Write out all entries word for word.

------------------------------------------------------------------------

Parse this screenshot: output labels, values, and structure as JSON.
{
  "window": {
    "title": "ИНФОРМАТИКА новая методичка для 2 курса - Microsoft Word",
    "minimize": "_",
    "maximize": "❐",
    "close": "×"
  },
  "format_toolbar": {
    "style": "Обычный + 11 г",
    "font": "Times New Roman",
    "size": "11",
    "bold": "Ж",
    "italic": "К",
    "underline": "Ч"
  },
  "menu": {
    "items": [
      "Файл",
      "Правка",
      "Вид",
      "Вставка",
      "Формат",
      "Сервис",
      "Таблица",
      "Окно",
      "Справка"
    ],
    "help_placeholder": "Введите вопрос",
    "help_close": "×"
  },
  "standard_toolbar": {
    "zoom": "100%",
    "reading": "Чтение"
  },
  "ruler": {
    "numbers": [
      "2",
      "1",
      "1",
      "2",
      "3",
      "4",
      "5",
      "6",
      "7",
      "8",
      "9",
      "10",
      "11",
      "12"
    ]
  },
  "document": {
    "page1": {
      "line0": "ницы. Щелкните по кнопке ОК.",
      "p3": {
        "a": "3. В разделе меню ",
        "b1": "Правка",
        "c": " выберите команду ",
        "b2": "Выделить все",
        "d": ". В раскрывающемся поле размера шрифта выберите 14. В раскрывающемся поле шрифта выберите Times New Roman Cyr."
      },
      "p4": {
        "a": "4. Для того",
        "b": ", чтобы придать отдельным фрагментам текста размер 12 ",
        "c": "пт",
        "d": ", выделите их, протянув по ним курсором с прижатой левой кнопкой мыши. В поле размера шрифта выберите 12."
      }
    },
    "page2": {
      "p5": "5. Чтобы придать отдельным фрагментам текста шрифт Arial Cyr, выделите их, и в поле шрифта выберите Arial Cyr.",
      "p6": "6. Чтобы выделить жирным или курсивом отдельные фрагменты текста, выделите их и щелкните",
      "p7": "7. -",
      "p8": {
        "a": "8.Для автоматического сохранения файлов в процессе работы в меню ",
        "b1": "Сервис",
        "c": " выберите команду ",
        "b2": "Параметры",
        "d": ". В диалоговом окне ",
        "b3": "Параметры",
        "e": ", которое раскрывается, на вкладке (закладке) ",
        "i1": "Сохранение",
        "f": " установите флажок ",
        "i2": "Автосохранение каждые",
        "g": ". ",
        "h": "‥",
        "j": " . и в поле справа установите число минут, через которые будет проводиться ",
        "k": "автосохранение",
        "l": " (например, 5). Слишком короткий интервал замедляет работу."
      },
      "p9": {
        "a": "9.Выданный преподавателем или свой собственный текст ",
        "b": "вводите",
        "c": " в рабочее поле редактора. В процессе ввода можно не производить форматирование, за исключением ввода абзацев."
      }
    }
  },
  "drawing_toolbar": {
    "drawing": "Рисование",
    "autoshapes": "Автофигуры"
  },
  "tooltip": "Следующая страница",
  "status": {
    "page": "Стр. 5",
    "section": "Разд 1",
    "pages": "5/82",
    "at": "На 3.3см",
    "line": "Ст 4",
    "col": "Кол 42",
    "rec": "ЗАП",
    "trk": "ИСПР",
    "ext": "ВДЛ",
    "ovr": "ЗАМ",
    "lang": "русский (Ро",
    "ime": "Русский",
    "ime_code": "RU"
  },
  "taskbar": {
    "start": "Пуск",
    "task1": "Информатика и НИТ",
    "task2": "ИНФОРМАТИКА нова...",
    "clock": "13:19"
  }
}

------------------------------------------------------------------------

◆ Exercise answer
Parse this screenshot: output labels, values, and structure as JSON.
{
  "window": {
    "title": "ИНФОРМАТИКА новая методичка для 2 курса - Microsoft Word",
    "minimize": "_",
    "maximize": "❐",
    "close": "×"
  },
  "format_toolbar": {
    "style": "Обычный + 11 г",
    "font": "Times New Roman",
    "size": "11",
    "bold": "Ж",
    "italic": "К",
    "underline": "Ч"
  },
  "menu": {
    "items": [
      "Файл",
      "Правка",
      "Вид",
      "Вставка",
      "Формат",
      "Сервис",
      "Таблица",
      "Окно",
      "Справка"
    ],
    "help_placeholder": "Введите вопрос",
    "help_close": "×"
  },
  "standard_toolbar": {
    "zoom": "100%",
    "reading": "Чтение"
  },
  "ruler": {
    "numbers": [
      "2",
      "1",
      "1",
      "2",
      "3",
      "4",
      "5",
      "6",
      "7",
      "8",
      "9",
      "10",
      "11",
      "12"
    ]
  },
  "document": {
    "page1": {
      "line0": "ницы. Щелкните по кнопке ОК.",
      "p3": {
        "a": "3. В разделе меню ",
        "b1": "Правка",
        "c": " выберите команду ",
        "b2": "Выделить все",
        "d": ". В раскрывающемся поле размера шрифта выберите 14. В раскрывающемся поле шрифта выберите Times New Roman Cyr."
      },
      "p4": {
        "a": "4. Для того",
        "b": ", чтобы придать отдельным фрагментам текста размер 12 ",
        "c": "пт",
        "d": ", выделите их, протянув по ним курсором с прижатой левой кнопкой мыши. В поле размера шрифта выберите 12."
      }
    },
    "page2": {
      "p5": "5. Чтобы придать отдельным фрагментам текста шрифт Arial Cyr, выделите их, и в поле шрифта выберите Arial Cyr.",
      "p6": "6. Чтобы выделить жирным или курсивом отдельные фрагменты текста, выделите их и щелкните",
      "p7": "7. -",
      "p8": {
        "a": "8.Для автоматического сохранения файлов в процессе работы в меню ",
        "b1": "Сервис",
        "c": " выберите команду ",
        "b2": "Параметры",
        "d": ". В диалоговом окне ",
        "b3": "Параметры",
        "e": ", которое раскрывается, на вкладке (закладке) ",
        "i1": "Сохранение",
        "f": " установите флажок ",
        "i2": "Автосохранение каждые",
        "g": ". ",
        "h": "‥",
        "j": " . и в поле справа установите число минут, через которые будет проводиться ",
        "k": "автосохранение",
        "l": " (например, 5). Слишком короткий интервал замедляет работу."
      },
      "p9": {
        "a": "9.Выданный преподавателем или свой собственный текст ",
        "b": "вводите",
        "c": " в рабочее поле редактора. В процессе ввода можно не производить форматирование, за исключением ввода абзацев."
      }
    }
  },
  "drawing_toolbar": {
    "drawing": "Рисование",
    "autoshapes": "Автофигуры"
  },
  "tooltip": "Следующая страница",
  "status": {
    "page": "Стр. 5",
    "section": "Разд 1",
    "pages": "5/82",
    "at": "На 3.3см",
    "line": "Ст 4",
    "col": "Кол 42",
    "rec": "ЗАП",
    "trk": "ИСПР",
    "ext": "ВДЛ",
    "ovr": "ЗАМ",
    "lang": "русский (Ро",
    "ime": "Русский",
    "ime_code": "RU"
  },
  "taskbar": {
    "start": "Пуск",
    "task1": "Информатика и НИТ",
    "task2": "ИНФОРМАТИКА нова...",
    "clock": "13:19"
  }
}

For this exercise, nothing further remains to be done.